### [TASK DETAILS]
Gather all lines from the material that contain the word "الميم".

### [Collected data]
'''

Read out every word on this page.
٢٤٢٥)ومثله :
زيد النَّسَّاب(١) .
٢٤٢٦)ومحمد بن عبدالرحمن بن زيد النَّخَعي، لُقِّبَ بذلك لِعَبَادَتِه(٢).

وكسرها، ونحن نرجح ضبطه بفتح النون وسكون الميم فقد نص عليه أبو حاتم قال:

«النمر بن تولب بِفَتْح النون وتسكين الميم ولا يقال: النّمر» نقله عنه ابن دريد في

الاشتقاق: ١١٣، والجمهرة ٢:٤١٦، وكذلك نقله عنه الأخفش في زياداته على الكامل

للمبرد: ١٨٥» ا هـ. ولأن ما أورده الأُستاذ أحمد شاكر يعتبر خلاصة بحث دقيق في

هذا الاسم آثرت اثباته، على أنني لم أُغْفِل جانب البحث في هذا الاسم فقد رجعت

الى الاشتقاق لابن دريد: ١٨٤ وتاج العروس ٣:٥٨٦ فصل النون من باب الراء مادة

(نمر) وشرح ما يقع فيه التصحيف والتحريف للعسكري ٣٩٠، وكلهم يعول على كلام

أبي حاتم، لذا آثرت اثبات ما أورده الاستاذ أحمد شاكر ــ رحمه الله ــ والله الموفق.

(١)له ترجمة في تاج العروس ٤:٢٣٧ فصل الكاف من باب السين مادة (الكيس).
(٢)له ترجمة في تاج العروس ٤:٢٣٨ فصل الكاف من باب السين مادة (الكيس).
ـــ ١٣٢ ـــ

'''
'''

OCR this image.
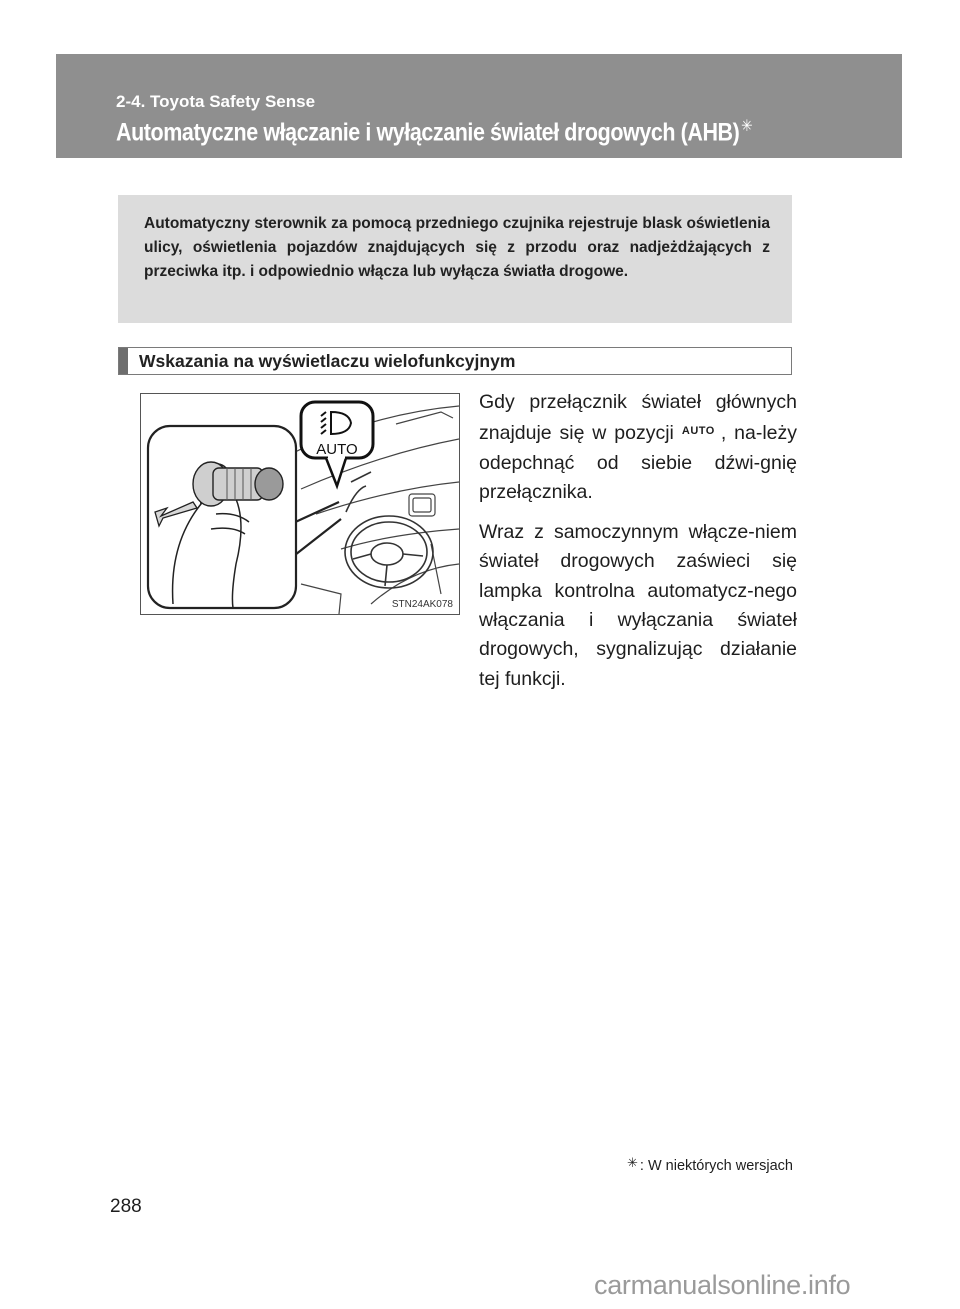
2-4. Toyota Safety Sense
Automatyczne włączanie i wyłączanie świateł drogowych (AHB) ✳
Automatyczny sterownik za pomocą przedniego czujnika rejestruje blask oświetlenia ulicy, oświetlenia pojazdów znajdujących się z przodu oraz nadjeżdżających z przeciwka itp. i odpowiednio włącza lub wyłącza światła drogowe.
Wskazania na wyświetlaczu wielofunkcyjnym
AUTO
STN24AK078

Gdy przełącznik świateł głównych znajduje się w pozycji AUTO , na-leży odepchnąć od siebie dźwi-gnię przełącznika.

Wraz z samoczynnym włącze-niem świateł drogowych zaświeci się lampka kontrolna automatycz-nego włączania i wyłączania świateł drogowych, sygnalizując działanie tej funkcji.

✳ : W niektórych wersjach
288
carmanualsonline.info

'''

### [COMPLETE ANSWER]
وكسرها، ونحن نرجح ضبطه بفتح النون وسكون الميم فقد نص عليه أبو حاتم قال:
«النمر بن تولب بِفَتْح النون وتسكين الميم ولا يقال: النّمر» نقله عنه ابن دريد في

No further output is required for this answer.